Goal:
Within the listing below, locate all lines containing the word "enfantines". Copy each one.

___ Dataset entries ___

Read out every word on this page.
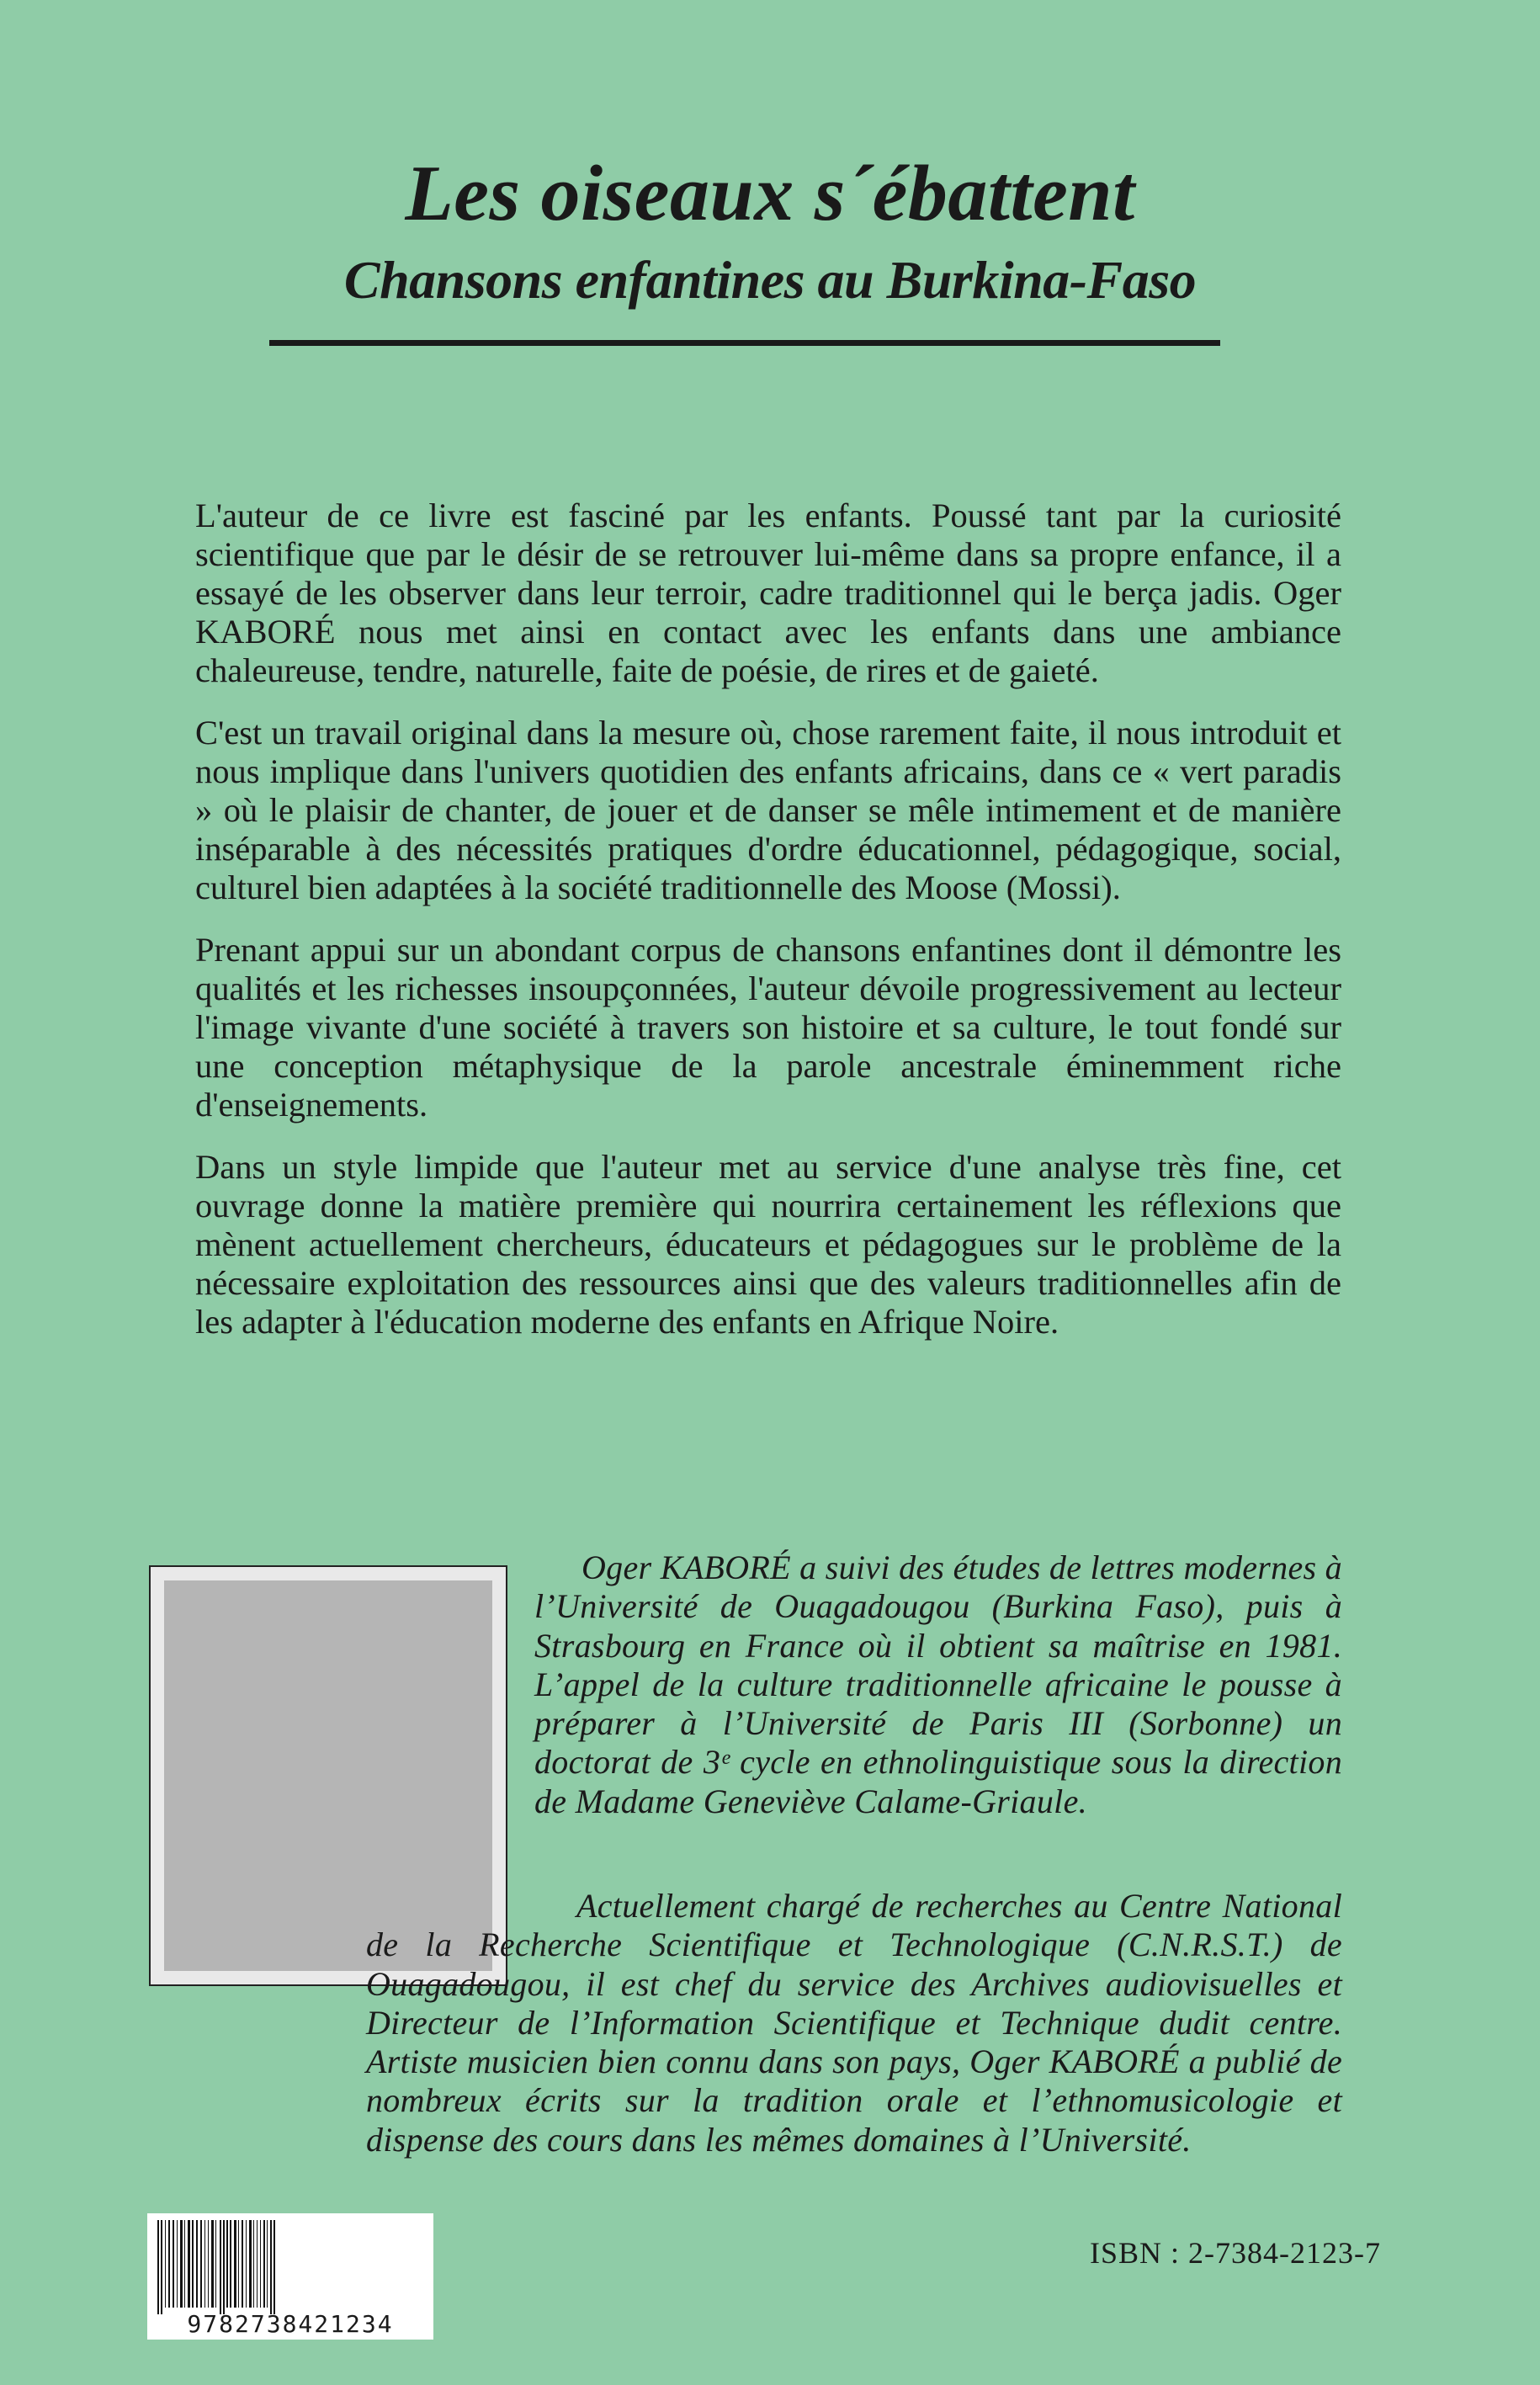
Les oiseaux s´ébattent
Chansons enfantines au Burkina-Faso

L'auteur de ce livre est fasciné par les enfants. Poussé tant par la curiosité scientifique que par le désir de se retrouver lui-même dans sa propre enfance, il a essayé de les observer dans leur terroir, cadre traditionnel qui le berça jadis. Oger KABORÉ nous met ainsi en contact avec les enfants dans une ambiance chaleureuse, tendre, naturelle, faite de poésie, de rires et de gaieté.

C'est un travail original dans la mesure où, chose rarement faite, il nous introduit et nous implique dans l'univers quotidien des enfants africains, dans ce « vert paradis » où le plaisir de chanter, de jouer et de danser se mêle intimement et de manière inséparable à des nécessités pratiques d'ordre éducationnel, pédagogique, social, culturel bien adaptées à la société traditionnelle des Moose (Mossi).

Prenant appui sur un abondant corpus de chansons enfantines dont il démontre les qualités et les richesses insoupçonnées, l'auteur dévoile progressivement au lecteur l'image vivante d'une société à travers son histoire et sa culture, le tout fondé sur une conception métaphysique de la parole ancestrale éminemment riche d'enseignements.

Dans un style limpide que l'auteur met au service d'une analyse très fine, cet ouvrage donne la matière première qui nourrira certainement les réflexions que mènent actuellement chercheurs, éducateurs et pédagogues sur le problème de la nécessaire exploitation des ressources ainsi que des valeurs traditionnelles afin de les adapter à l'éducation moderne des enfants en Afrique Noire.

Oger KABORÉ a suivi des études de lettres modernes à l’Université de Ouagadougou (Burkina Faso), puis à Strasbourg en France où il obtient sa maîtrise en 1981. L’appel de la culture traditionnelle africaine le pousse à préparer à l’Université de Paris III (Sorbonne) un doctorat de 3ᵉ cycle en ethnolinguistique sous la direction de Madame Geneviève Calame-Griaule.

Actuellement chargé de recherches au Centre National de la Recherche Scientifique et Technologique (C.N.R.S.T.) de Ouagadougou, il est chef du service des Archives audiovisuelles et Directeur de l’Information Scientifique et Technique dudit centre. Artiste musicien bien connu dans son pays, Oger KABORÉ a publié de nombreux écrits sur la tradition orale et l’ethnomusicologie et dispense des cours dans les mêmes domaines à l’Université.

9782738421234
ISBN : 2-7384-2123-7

___

Task response:
Chansons enfantines au Burkina-Faso
Prenant appui sur un abondant corpus de chansons enfantines dont il démontre les qualités et les richesses insoupçonnées, l'auteur dévoile progressivement au lecteur l'image vivante d'une société à travers son histoire et sa culture, le tout fondé sur une conception métaphysique de la parole ancestrale éminemment riche d'enseignements.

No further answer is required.